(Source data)
******************************
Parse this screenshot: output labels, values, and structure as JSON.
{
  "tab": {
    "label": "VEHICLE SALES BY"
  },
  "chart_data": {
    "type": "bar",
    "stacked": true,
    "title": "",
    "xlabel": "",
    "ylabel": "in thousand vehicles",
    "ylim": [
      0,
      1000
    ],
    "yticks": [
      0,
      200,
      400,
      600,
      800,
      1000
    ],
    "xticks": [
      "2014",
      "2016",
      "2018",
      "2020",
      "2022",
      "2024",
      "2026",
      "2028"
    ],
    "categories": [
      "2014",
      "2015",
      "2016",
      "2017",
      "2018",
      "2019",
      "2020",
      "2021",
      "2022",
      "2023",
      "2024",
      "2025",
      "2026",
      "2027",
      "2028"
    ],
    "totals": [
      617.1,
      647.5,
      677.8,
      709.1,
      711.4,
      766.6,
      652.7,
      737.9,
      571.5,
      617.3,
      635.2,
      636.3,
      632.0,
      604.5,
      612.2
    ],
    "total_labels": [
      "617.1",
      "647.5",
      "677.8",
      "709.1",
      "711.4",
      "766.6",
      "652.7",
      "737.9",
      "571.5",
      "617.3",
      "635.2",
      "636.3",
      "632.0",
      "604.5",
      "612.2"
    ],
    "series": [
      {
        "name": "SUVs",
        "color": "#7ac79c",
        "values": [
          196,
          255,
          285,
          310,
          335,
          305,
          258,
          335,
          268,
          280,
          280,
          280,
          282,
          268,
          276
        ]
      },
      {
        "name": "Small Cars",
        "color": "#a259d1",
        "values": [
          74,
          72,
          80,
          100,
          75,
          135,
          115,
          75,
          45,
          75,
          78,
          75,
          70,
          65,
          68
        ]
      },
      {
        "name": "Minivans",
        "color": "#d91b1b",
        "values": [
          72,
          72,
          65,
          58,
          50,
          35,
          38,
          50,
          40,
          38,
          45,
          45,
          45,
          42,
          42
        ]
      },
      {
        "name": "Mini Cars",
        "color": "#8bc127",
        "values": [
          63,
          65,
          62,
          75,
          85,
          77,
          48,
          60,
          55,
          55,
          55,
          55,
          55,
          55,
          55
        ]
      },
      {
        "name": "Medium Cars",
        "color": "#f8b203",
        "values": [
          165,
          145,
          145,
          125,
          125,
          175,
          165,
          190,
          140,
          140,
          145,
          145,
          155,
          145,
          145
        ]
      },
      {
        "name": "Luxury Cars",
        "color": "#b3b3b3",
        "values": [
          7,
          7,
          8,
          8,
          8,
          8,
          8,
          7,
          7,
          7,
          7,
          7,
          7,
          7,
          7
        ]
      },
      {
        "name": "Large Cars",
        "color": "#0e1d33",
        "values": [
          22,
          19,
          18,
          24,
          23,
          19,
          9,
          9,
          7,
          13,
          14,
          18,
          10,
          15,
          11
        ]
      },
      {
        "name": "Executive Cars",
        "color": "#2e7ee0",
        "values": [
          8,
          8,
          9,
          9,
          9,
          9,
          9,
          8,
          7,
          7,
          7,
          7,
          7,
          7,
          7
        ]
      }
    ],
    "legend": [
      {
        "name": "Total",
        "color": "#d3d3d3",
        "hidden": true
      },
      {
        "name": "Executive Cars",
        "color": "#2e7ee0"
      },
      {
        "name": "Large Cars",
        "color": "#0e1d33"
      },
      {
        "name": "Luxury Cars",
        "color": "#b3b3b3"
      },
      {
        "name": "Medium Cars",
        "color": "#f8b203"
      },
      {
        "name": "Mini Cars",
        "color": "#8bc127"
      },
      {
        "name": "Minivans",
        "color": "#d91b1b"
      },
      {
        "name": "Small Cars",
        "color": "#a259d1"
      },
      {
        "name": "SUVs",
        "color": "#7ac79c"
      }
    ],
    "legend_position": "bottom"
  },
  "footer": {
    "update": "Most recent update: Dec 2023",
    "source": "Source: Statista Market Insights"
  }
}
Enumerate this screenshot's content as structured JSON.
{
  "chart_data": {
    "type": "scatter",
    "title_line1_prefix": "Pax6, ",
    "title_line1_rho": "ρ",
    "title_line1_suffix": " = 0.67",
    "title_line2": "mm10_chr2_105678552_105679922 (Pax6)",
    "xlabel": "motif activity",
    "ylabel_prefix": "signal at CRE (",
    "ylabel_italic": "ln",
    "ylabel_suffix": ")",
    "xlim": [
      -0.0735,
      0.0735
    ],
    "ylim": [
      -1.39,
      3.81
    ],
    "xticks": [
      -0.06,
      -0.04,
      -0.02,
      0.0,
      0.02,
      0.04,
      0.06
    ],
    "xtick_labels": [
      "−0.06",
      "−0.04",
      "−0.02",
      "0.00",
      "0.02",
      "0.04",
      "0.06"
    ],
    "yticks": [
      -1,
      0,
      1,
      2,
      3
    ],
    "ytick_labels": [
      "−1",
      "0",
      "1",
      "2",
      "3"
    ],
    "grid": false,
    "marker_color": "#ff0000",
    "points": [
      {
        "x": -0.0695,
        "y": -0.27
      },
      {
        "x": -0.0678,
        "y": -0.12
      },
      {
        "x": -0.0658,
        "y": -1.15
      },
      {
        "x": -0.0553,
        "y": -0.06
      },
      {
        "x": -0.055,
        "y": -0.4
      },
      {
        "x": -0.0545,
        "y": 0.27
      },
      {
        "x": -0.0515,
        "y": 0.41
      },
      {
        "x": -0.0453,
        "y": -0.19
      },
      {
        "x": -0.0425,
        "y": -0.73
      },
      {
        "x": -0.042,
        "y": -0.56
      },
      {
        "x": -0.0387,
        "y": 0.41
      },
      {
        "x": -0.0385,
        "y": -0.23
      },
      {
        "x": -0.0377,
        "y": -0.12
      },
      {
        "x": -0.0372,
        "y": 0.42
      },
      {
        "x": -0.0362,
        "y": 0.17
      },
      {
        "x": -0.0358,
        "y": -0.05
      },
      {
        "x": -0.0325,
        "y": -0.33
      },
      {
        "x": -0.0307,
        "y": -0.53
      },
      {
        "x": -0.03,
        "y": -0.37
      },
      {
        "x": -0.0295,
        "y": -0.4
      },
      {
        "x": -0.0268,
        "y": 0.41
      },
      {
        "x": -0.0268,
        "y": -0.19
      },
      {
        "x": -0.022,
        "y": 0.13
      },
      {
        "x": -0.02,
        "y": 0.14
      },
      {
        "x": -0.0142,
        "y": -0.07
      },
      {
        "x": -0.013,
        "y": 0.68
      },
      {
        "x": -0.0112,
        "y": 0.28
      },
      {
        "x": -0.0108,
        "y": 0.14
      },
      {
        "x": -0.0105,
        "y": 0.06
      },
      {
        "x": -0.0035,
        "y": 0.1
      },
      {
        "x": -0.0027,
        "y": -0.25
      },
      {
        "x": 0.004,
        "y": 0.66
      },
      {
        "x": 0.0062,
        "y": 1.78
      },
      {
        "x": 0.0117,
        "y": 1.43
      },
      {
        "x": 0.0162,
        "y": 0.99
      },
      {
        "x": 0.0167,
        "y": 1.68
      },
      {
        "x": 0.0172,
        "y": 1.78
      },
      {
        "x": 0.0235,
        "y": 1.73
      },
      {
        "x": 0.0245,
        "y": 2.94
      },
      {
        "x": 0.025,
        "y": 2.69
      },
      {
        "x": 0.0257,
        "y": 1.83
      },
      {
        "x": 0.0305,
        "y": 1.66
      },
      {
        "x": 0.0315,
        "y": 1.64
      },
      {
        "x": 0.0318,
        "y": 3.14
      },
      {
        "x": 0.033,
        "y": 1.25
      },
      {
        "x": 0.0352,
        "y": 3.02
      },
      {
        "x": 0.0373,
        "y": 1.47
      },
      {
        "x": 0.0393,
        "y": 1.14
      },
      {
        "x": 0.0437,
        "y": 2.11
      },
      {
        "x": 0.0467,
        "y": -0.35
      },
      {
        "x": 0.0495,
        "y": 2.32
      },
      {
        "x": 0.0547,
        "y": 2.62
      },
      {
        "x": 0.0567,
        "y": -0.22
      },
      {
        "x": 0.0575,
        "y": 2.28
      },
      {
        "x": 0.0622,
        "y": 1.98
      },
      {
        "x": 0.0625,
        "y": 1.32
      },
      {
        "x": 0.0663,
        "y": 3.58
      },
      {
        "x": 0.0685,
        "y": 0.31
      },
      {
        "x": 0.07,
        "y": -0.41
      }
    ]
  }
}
******************************
Work instructions
From the material above, copy each line that includes the word "this".

The completed task
Parse this screenshot: output labels, values, and structure as JSON.
Enumerate this screenshot's content as structured JSON.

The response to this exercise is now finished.